(Recorded data)

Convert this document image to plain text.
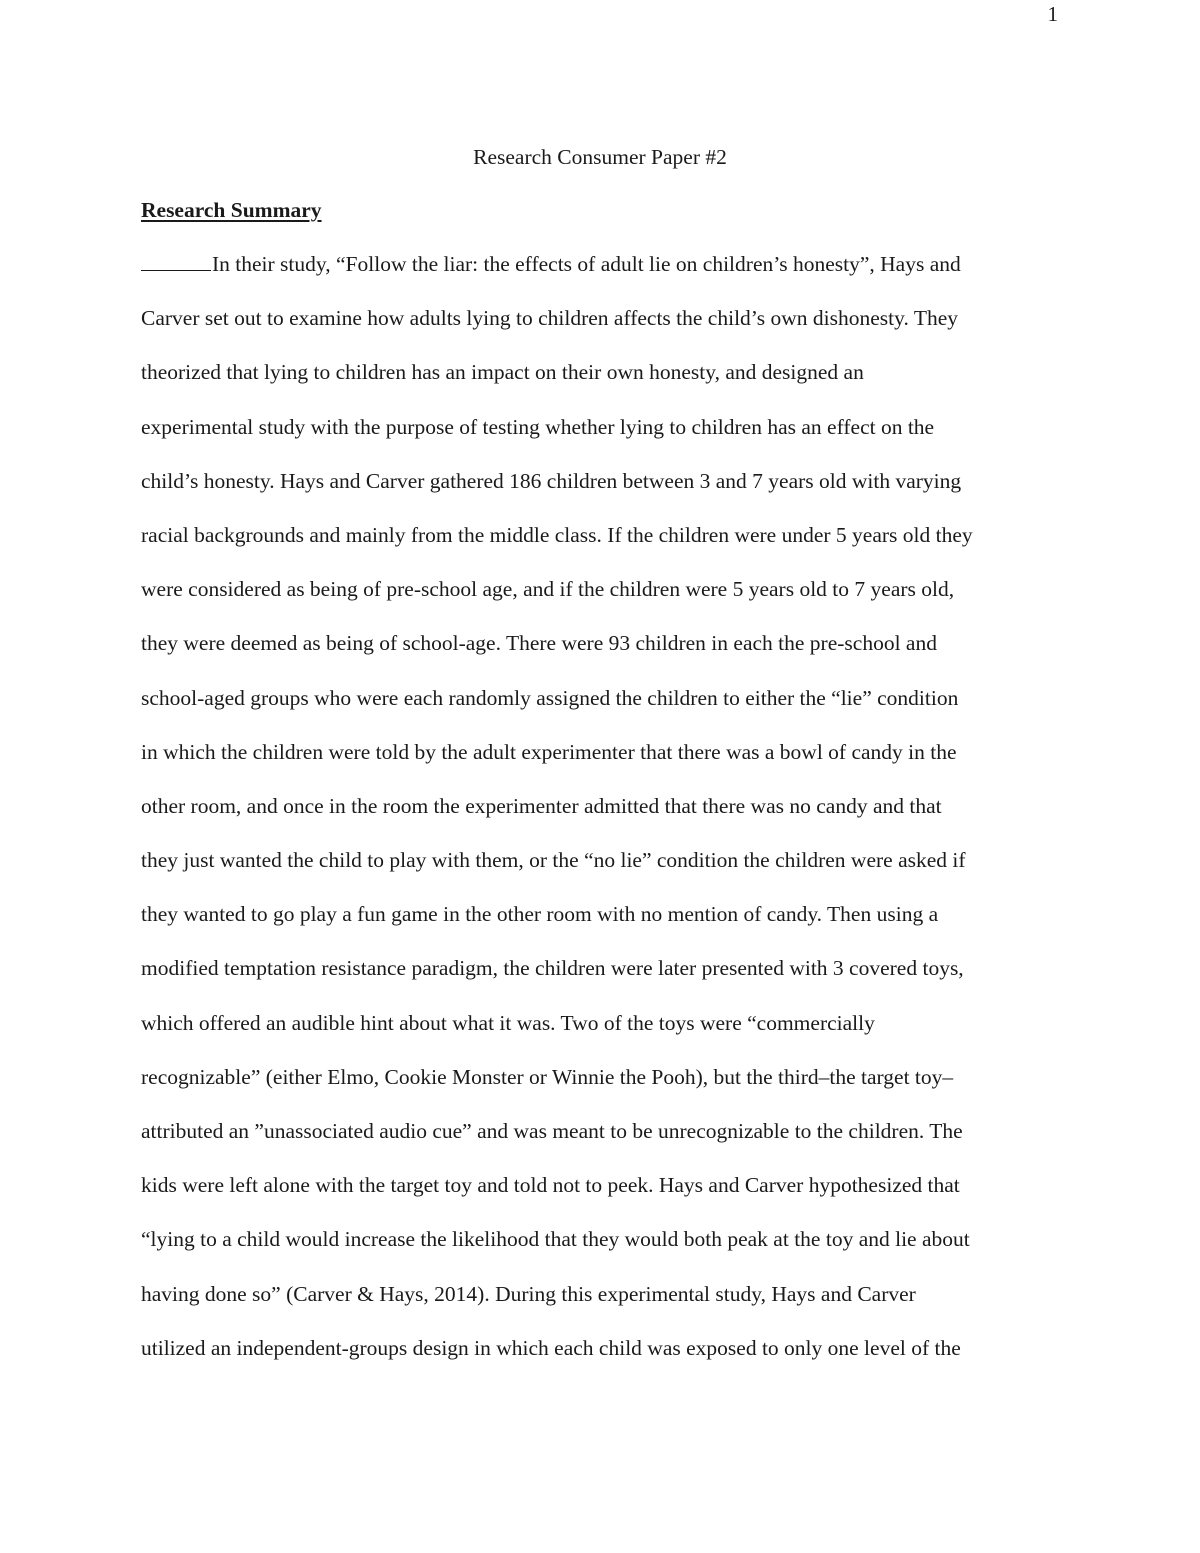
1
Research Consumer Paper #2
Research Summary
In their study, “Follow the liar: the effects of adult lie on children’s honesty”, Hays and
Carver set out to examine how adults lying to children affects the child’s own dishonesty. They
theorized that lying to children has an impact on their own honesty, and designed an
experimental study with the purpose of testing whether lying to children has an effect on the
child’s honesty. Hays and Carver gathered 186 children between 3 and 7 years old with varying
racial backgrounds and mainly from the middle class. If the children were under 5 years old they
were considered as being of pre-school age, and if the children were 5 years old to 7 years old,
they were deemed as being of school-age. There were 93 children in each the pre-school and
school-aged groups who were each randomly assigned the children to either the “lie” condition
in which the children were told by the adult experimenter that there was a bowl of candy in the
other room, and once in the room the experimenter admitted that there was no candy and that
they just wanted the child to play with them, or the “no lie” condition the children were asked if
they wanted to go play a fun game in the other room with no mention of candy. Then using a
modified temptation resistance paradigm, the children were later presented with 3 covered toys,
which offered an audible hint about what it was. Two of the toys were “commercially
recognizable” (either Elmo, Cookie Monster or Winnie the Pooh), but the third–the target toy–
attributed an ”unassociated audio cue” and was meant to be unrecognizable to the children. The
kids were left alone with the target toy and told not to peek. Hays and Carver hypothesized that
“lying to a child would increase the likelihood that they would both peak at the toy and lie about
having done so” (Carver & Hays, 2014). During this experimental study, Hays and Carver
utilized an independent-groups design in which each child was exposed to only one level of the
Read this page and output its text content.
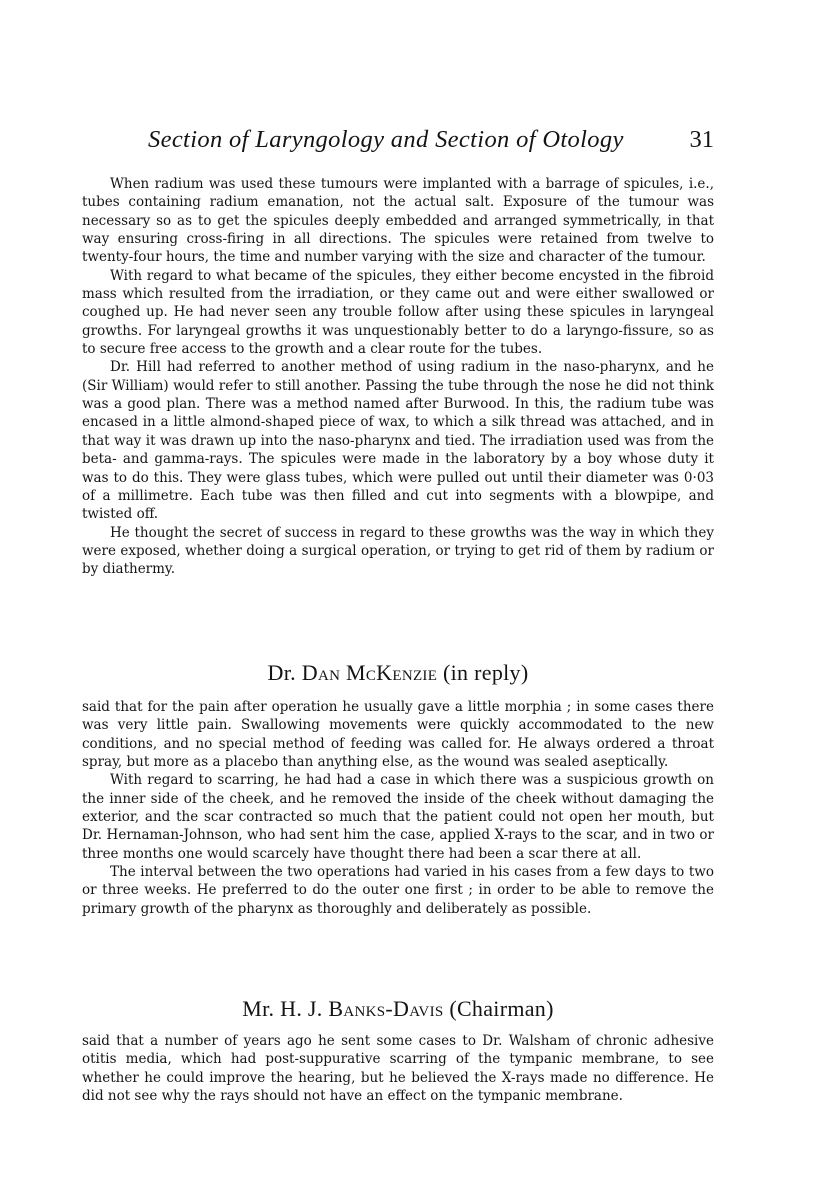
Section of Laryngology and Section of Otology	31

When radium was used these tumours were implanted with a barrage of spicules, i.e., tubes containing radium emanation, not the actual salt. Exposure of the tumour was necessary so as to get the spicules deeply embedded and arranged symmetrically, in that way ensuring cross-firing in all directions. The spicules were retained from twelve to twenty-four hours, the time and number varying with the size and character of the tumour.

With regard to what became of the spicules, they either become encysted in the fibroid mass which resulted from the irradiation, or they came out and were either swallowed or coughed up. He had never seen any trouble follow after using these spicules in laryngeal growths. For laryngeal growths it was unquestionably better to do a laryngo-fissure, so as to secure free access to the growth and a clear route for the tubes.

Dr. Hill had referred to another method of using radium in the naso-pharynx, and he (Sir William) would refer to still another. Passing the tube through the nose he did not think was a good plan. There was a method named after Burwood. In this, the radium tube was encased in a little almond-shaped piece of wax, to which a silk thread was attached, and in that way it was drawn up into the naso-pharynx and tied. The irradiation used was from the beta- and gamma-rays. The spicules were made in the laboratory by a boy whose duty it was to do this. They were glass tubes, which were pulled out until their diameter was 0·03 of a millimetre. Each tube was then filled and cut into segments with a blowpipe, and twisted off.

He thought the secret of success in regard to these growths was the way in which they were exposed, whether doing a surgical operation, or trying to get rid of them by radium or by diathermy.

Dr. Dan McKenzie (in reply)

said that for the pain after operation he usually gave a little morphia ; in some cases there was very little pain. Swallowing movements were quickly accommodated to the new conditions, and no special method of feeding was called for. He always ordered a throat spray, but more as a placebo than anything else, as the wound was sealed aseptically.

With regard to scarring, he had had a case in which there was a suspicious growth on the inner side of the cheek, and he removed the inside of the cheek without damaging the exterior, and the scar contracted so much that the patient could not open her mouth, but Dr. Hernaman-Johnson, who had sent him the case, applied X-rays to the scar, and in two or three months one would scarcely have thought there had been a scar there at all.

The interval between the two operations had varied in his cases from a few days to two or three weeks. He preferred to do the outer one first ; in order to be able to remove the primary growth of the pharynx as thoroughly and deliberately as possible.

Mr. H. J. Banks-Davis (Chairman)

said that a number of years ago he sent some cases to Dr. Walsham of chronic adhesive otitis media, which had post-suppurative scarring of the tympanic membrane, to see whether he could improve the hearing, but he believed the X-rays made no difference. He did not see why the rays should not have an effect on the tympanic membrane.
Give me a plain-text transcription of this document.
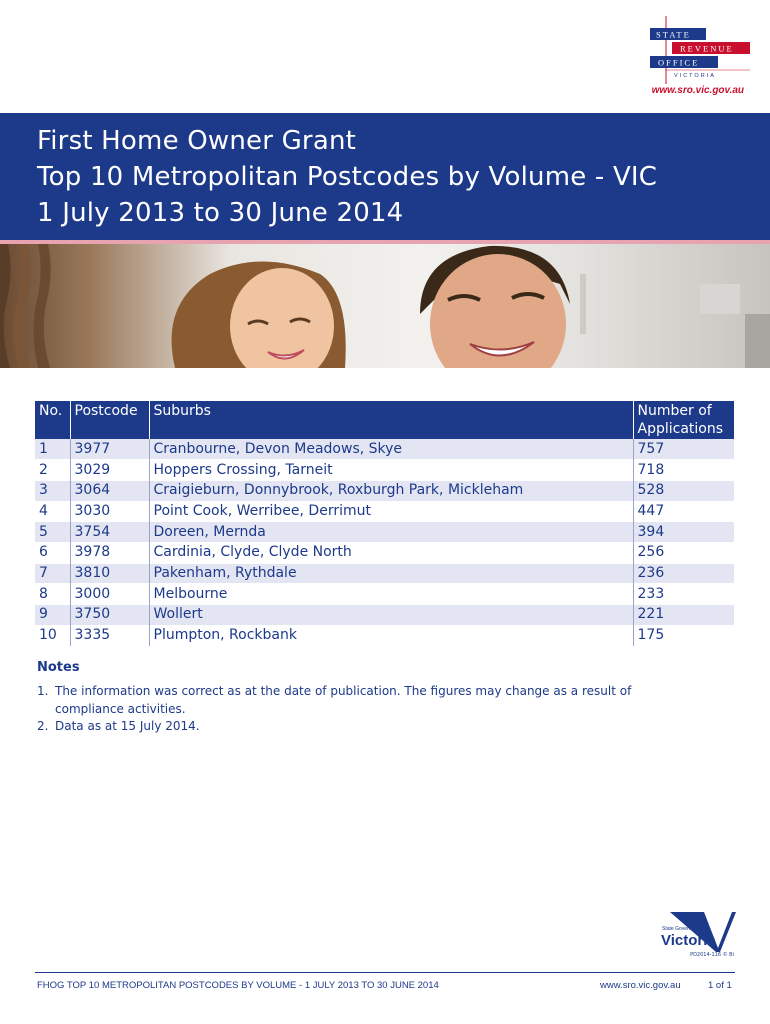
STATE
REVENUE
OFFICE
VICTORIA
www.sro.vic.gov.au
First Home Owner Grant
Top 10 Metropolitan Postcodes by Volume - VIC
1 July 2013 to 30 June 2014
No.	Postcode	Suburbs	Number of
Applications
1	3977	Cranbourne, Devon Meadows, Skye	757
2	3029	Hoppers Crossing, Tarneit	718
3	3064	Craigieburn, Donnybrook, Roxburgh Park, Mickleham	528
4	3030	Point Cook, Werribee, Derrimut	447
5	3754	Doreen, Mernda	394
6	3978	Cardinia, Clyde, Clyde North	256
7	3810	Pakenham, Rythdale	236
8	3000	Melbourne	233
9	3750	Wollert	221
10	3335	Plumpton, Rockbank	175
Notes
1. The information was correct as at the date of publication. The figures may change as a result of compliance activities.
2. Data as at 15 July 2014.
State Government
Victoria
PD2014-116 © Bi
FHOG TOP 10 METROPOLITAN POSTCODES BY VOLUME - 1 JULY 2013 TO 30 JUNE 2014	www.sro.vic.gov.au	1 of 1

**Task**. From the data, pick out every line that includes "made".

**Response to the exercise**.
Dr. Hill had referred to another method of using radium in the naso-pharynx, and he (Sir William) would refer to still another. Passing the tube through the nose he did not think was a good plan. There was a method named after Burwood. In this, the radium tube was encased in a little almond-shaped piece of wax, to which a silk thread was attached, and in that way it was drawn up into the naso-pharynx and tied. The irradiation used was from the beta- and gamma-rays. The spicules were made in the laboratory by a boy whose duty it was to do this. They were glass tubes, which were pulled out until their diameter was 0·03 of a millimetre. Each tube was then filled and cut into segments with a blowpipe, and twisted off.
said that a number of years ago he sent some cases to Dr. Walsham of chronic adhesive otitis media, which had post-suppurative scarring of the tympanic membrane, to see whether he could improve the hearing, but he believed the X-rays made no difference. He did not see why the rays should not have an effect on the tympanic membrane.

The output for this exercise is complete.